→ **What you are asked to do**
Make a verbatim copy of the entries below; pictures stay out.

→ **Data provided**
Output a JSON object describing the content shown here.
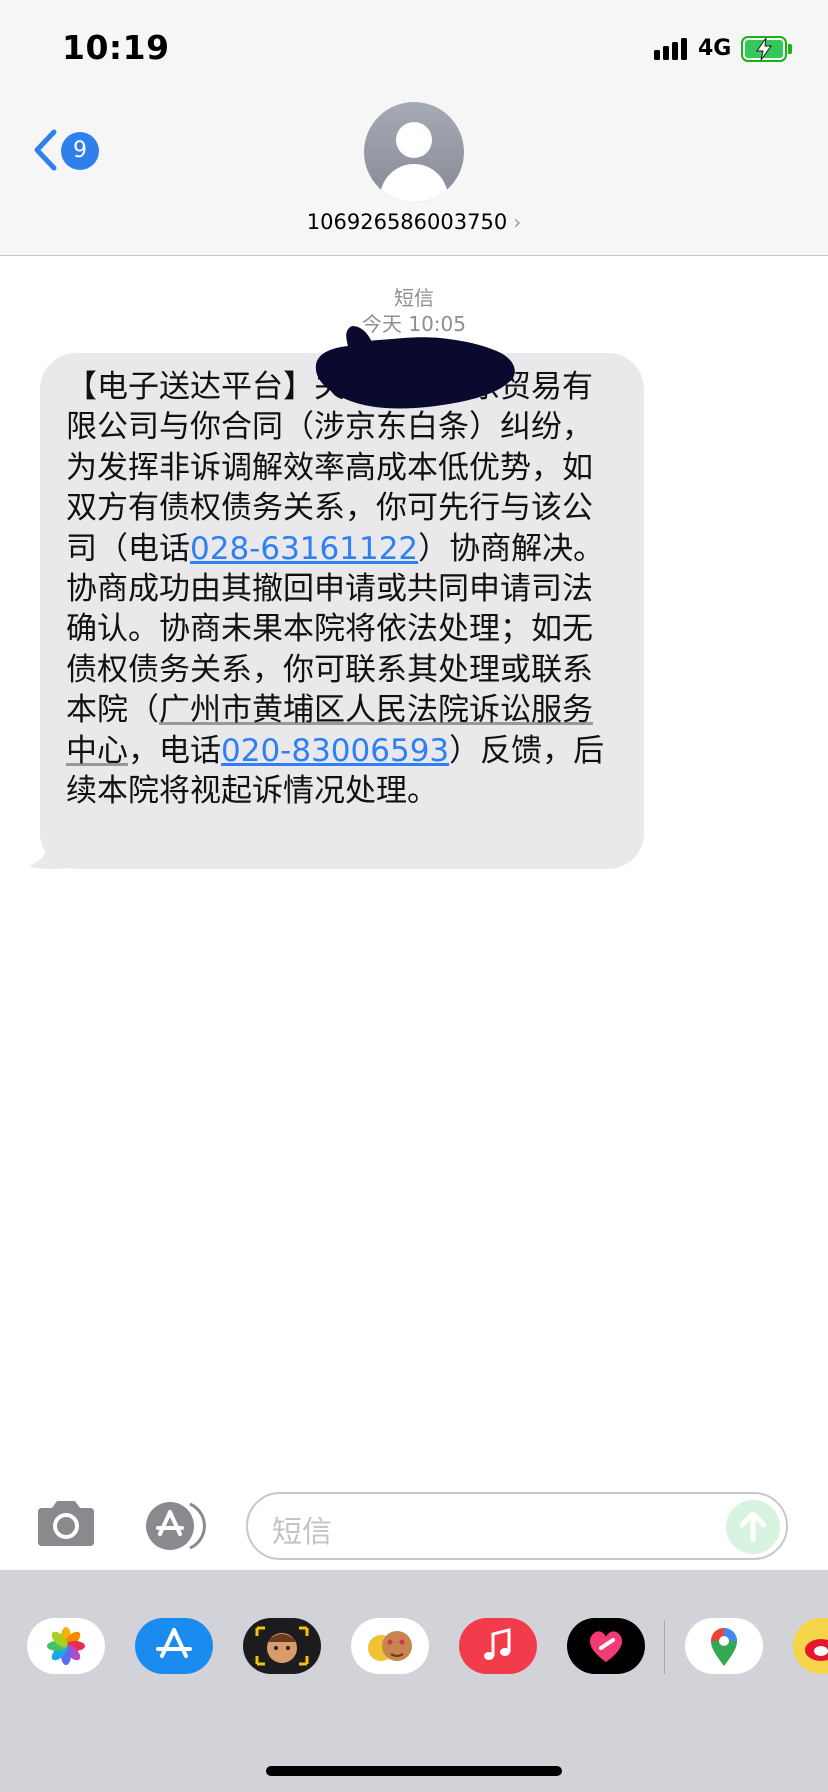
{
  "status_bar": {
    "time": "10:19",
    "network": "4G",
    "battery_charging": true,
    "signal_icon": "cellular-signal-icon",
    "battery_icon": "battery-charging-icon"
  },
  "nav": {
    "back_icon": "chevron-left-icon",
    "unread_count": "9"
  },
  "contact": {
    "avatar_icon": "person-avatar-icon",
    "number": "106926586003750",
    "chevron": "›"
  },
  "thread": {
    "service_label": "短信",
    "timestamp": "今天 10:05"
  },
  "message": {
    "part1": "【电子送达平台】",
    "part2": "关于广州晶东贸易有限公司与你合同（涉京东白条）纠纷，为发挥非诉调解效率高成本低优势，如双方有债权债务关系，你可先行与该公司（电话",
    "phone1": "028-63161122",
    "part3": "）协商解决。协商成功由其撤回申请或共同申请司法确认。协商未果本院将依法处理；如无债权债务关系，你可联系其处理或联系本院（",
    "address": "广州市黄埔区人民法院诉讼服务中心",
    "part4": "，电话",
    "phone2": "020-83006593",
    "part5": "）反馈，后续本院将视起诉情况处理。"
  },
  "composer": {
    "placeholder": "短信",
    "camera_icon": "camera-icon",
    "apps_icon": "app-store-icon",
    "send_icon": "send-arrow-icon"
  },
  "app_drawer": {
    "apps": [
      "photos-icon",
      "app-store-icon",
      "memoji-icon",
      "animoji-stickers-icon",
      "music-icon",
      "digital-touch-icon",
      "maps-icon",
      "weibo-icon"
    ]
  },
  "colors": {
    "accent": "#2f80ed",
    "link": "#2f7ff5",
    "bubble_received": "#e9e9eb",
    "battery_green": "#34c759"
  }
}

→ **Result**
Output a JSON object describing the content shown here.
{
  "status_bar": {
    "time": "10:19",
    "network": "4G",
    "battery_charging": true,
    "signal_icon": "cellular-signal-icon",
    "battery_icon": "battery-charging-icon"
  },
  "nav": {
    "back_icon": "chevron-left-icon",
    "unread_count": "9"
  },
  "contact": {
    "avatar_icon": "person-avatar-icon",
    "number": "106926586003750",
    "chevron": "›"
  },
  "thread": {
    "service_label": "短信",
    "timestamp": "今天 10:05"
  },
  "message": {
    "part1": "【电子送达平台】",
    "part2": "关于广州晶东贸易有限公司与你合同（涉京东白条）纠纷，为发挥非诉调解效率高成本低优势，如双方有债权债务关系，你可先行与该公司（电话",
    "phone1": "028-63161122",
    "part3": "）协商解决。协商成功由其撤回申请或共同申请司法确认。协商未果本院将依法处理；如无债权债务关系，你可联系其处理或联系本院（",
    "address": "广州市黄埔区人民法院诉讼服务中心",
    "part4": "，电话",
    "phone2": "020-83006593",
    "part5": "）反馈，后续本院将视起诉情况处理。"
  },
  "composer": {
    "placeholder": "短信",
    "camera_icon": "camera-icon",
    "apps_icon": "app-store-icon",
    "send_icon": "send-arrow-icon"
  },
  "app_drawer": {
    "apps": [
      "photos-icon",
      "app-store-icon",
      "memoji-icon",
      "animoji-stickers-icon",
      "music-icon",
      "digital-touch-icon",
      "maps-icon",
      "weibo-icon"
    ]
  },
  "colors": {
    "accent": "#2f80ed",
    "link": "#2f7ff5",
    "bubble_received": "#e9e9eb",
    "battery_green": "#34c759"
  }
}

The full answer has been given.